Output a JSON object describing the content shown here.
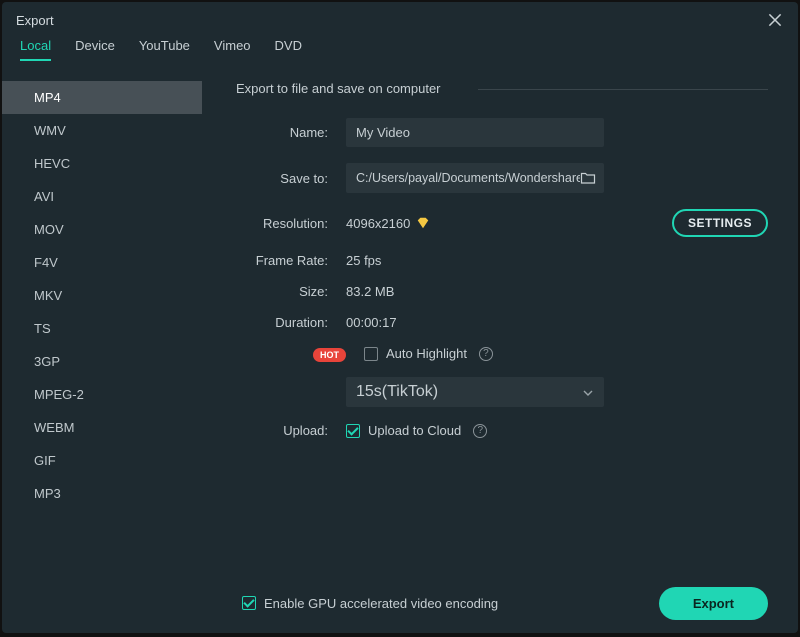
{
  "window": {
    "title": "Export"
  },
  "tabs": [
    {
      "label": "Local",
      "active": true
    },
    {
      "label": "Device"
    },
    {
      "label": "YouTube"
    },
    {
      "label": "Vimeo"
    },
    {
      "label": "DVD"
    }
  ],
  "formats": [
    {
      "label": "MP4",
      "selected": true
    },
    {
      "label": "WMV"
    },
    {
      "label": "HEVC"
    },
    {
      "label": "AVI"
    },
    {
      "label": "MOV"
    },
    {
      "label": "F4V"
    },
    {
      "label": "MKV"
    },
    {
      "label": "TS"
    },
    {
      "label": "3GP"
    },
    {
      "label": "MPEG-2"
    },
    {
      "label": "WEBM"
    },
    {
      "label": "GIF"
    },
    {
      "label": "MP3"
    }
  ],
  "main": {
    "section_title": "Export to file and save on computer",
    "labels": {
      "name": "Name:",
      "saveto": "Save to:",
      "resolution": "Resolution:",
      "frame_rate": "Frame Rate:",
      "size": "Size:",
      "duration": "Duration:",
      "upload": "Upload:"
    },
    "values": {
      "name": "My Video",
      "saveto": "C:/Users/payal/Documents/Wondershare/",
      "resolution": "4096x2160",
      "frame_rate": "25 fps",
      "size": "83.2 MB",
      "duration": "00:00:17"
    },
    "settings_btn": "SETTINGS",
    "hot_badge": "HOT",
    "auto_highlight": {
      "label": "Auto Highlight",
      "checked": false
    },
    "highlight_select": "15s(TikTok)",
    "upload_cloud": {
      "label": "Upload to Cloud",
      "checked": true
    }
  },
  "footer": {
    "gpu": {
      "label": "Enable GPU accelerated video encoding",
      "checked": true
    },
    "export_btn": "Export"
  },
  "icons": {
    "close": "close",
    "folder": "folder",
    "diamond": "premium-diamond",
    "help": "?",
    "chevron_down": "chevron-down"
  },
  "colors": {
    "accent": "#20d6b4",
    "bg": "#1e2a30",
    "input_bg": "#2a363c",
    "hot": "#e8443a"
  }
}
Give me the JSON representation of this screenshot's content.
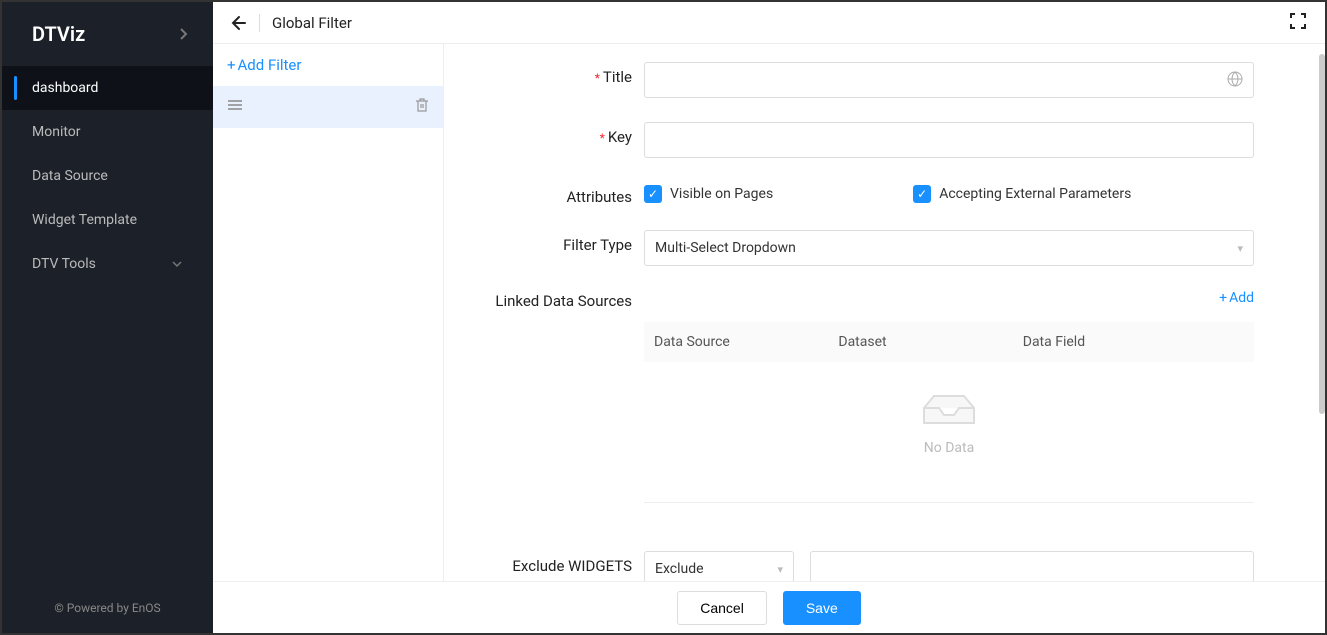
{
  "sidebar": {
    "title": "DTViz",
    "items": [
      {
        "label": "dashboard",
        "active": true
      },
      {
        "label": "Monitor"
      },
      {
        "label": "Data Source"
      },
      {
        "label": "Widget Template"
      },
      {
        "label": "DTV Tools",
        "expandable": true
      }
    ],
    "footer": "© Powered by EnOS"
  },
  "header": {
    "title": "Global Filter"
  },
  "filterList": {
    "addLabel": "Add Filter"
  },
  "form": {
    "titleLabel": "Title",
    "keyLabel": "Key",
    "attributesLabel": "Attributes",
    "visibleLabel": "Visible on Pages",
    "acceptExtLabel": "Accepting External Parameters",
    "filterTypeLabel": "Filter Type",
    "filterTypeValue": "Multi-Select Dropdown",
    "linkedDsLabel": "Linked Data Sources",
    "addLabel": "Add",
    "columns": {
      "c1": "Data Source",
      "c2": "Dataset",
      "c3": "Data Field"
    },
    "noData": "No Data",
    "excludeLabel": "Exclude WIDGETS",
    "excludeValue": "Exclude"
  },
  "footer": {
    "cancel": "Cancel",
    "save": "Save"
  }
}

== Work required ==
All records must be output exactly as they are, except for the pictures, which are left out.

== Response ==
Output a JSON object describing the content shown here.
{
  "window": {
    "title": "Export"
  },
  "tabs": [
    {
      "label": "Local",
      "active": true
    },
    {
      "label": "Device"
    },
    {
      "label": "YouTube"
    },
    {
      "label": "Vimeo"
    },
    {
      "label": "DVD"
    }
  ],
  "formats": [
    {
      "label": "MP4",
      "selected": true
    },
    {
      "label": "WMV"
    },
    {
      "label": "HEVC"
    },
    {
      "label": "AVI"
    },
    {
      "label": "MOV"
    },
    {
      "label": "F4V"
    },
    {
      "label": "MKV"
    },
    {
      "label": "TS"
    },
    {
      "label": "3GP"
    },
    {
      "label": "MPEG-2"
    },
    {
      "label": "WEBM"
    },
    {
      "label": "GIF"
    },
    {
      "label": "MP3"
    }
  ],
  "main": {
    "section_title": "Export to file and save on computer",
    "labels": {
      "name": "Name:",
      "saveto": "Save to:",
      "resolution": "Resolution:",
      "frame_rate": "Frame Rate:",
      "size": "Size:",
      "duration": "Duration:",
      "upload": "Upload:"
    },
    "values": {
      "name": "My Video",
      "saveto": "C:/Users/payal/Documents/Wondershare/",
      "resolution": "4096x2160",
      "frame_rate": "25 fps",
      "size": "83.2 MB",
      "duration": "00:00:17"
    },
    "settings_btn": "SETTINGS",
    "hot_badge": "HOT",
    "auto_highlight": {
      "label": "Auto Highlight",
      "checked": false
    },
    "highlight_select": "15s(TikTok)",
    "upload_cloud": {
      "label": "Upload to Cloud",
      "checked": true
    }
  },
  "footer": {
    "gpu": {
      "label": "Enable GPU accelerated video encoding",
      "checked": true
    },
    "export_btn": "Export"
  },
  "icons": {
    "close": "close",
    "folder": "folder",
    "diamond": "premium-diamond",
    "help": "?",
    "chevron_down": "chevron-down"
  },
  "colors": {
    "accent": "#20d6b4",
    "bg": "#1e2a30",
    "input_bg": "#2a363c",
    "hot": "#e8443a"
  }
}
Give me the JSON representation of this screenshot's content.
{
  "sidebar": {
    "title": "DTViz",
    "items": [
      {
        "label": "dashboard",
        "active": true
      },
      {
        "label": "Monitor"
      },
      {
        "label": "Data Source"
      },
      {
        "label": "Widget Template"
      },
      {
        "label": "DTV Tools",
        "expandable": true
      }
    ],
    "footer": "© Powered by EnOS"
  },
  "header": {
    "title": "Global Filter"
  },
  "filterList": {
    "addLabel": "Add Filter"
  },
  "form": {
    "titleLabel": "Title",
    "keyLabel": "Key",
    "attributesLabel": "Attributes",
    "visibleLabel": "Visible on Pages",
    "acceptExtLabel": "Accepting External Parameters",
    "filterTypeLabel": "Filter Type",
    "filterTypeValue": "Multi-Select Dropdown",
    "linkedDsLabel": "Linked Data Sources",
    "addLabel": "Add",
    "columns": {
      "c1": "Data Source",
      "c2": "Dataset",
      "c3": "Data Field"
    },
    "noData": "No Data",
    "excludeLabel": "Exclude WIDGETS",
    "excludeValue": "Exclude"
  },
  "footer": {
    "cancel": "Cancel",
    "save": "Save"
  }
}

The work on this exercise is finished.